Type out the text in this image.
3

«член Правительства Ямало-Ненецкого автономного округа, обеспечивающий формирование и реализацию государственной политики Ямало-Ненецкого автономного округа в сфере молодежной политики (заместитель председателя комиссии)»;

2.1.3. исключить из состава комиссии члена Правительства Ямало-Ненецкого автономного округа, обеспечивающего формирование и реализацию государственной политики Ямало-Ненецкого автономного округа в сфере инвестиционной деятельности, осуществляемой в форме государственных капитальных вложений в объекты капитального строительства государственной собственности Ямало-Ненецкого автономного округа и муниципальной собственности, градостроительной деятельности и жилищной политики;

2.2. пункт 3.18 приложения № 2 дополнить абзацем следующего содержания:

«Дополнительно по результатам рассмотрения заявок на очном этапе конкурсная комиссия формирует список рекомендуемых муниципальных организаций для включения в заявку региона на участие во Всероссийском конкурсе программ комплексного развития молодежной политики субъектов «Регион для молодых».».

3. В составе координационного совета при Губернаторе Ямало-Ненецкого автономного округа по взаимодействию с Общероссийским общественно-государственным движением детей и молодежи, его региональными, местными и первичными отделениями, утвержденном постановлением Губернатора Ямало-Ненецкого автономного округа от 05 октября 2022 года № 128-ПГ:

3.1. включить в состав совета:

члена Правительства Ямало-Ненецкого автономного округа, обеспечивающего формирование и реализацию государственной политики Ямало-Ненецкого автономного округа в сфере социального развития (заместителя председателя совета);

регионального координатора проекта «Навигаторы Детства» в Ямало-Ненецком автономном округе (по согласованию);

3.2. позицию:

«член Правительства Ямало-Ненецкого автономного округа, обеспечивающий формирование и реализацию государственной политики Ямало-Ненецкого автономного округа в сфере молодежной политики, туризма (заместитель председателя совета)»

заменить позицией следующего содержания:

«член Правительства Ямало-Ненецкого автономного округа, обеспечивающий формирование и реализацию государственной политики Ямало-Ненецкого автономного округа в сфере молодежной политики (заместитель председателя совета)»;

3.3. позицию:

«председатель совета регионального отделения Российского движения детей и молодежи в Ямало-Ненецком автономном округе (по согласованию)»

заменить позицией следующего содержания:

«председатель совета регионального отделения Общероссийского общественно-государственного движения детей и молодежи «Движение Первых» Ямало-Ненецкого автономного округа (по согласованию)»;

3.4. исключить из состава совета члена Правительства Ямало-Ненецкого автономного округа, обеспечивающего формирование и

WRITTEN INSTRUCTION: Extract all of the data exactly as written.

RESPONSE:
Type out the text in this image.
3

«член Правительства Ямало-Ненецкого автономного округа, обеспечивающий формирование и реализацию государственной политики Ямало-Ненецкого автономного округа в сфере молодежной политики (заместитель председателя комиссии)»;

2.1.3. исключить из состава комиссии члена Правительства Ямало-Ненецкого автономного округа, обеспечивающего формирование и реализацию государственной политики Ямало-Ненецкого автономного округа в сфере инвестиционной деятельности, осуществляемой в форме государственных капитальных вложений в объекты капитального строительства государственной собственности Ямало-Ненецкого автономного округа и муниципальной собственности, градостроительной деятельности и жилищной политики;

2.2. пункт 3.18 приложения № 2 дополнить абзацем следующего содержания:

«Дополнительно по результатам рассмотрения заявок на очном этапе конкурсная комиссия формирует список рекомендуемых муниципальных организаций для включения в заявку региона на участие во Всероссийском конкурсе программ комплексного развития молодежной политики субъектов «Регион для молодых».».

3. В составе координационного совета при Губернаторе Ямало-Ненецкого автономного округа по взаимодействию с Общероссийским общественно-государственным движением детей и молодежи, его региональными, местными и первичными отделениями, утвержденном постановлением Губернатора Ямало-Ненецкого автономного округа от 05 октября 2022 года № 128-ПГ:

3.1. включить в состав совета:

члена Правительства Ямало-Ненецкого автономного округа, обеспечивающего формирование и реализацию государственной политики Ямало-Ненецкого автономного округа в сфере социального развития (заместителя председателя совета);

регионального координатора проекта «Навигаторы Детства» в Ямало-Ненецком автономном округе (по согласованию);

3.2. позицию:

«член Правительства Ямало-Ненецкого автономного округа, обеспечивающий формирование и реализацию государственной политики Ямало-Ненецкого автономного округа в сфере молодежной политики, туризма (заместитель председателя совета)»

заменить позицией следующего содержания:

«член Правительства Ямало-Ненецкого автономного округа, обеспечивающий формирование и реализацию государственной политики Ямало-Ненецкого автономного округа в сфере молодежной политики (заместитель председателя совета)»;

3.3. позицию:

«председатель совета регионального отделения Российского движения детей и молодежи в Ямало-Ненецком автономном округе (по согласованию)»

заменить позицией следующего содержания:

«председатель совета регионального отделения Общероссийского общественно-государственного движения детей и молодежи «Движение Первых» Ямало-Ненецкого автономного округа (по согласованию)»;

3.4. исключить из состава совета члена Правительства Ямало-Ненецкого автономного округа, обеспечивающего формирование и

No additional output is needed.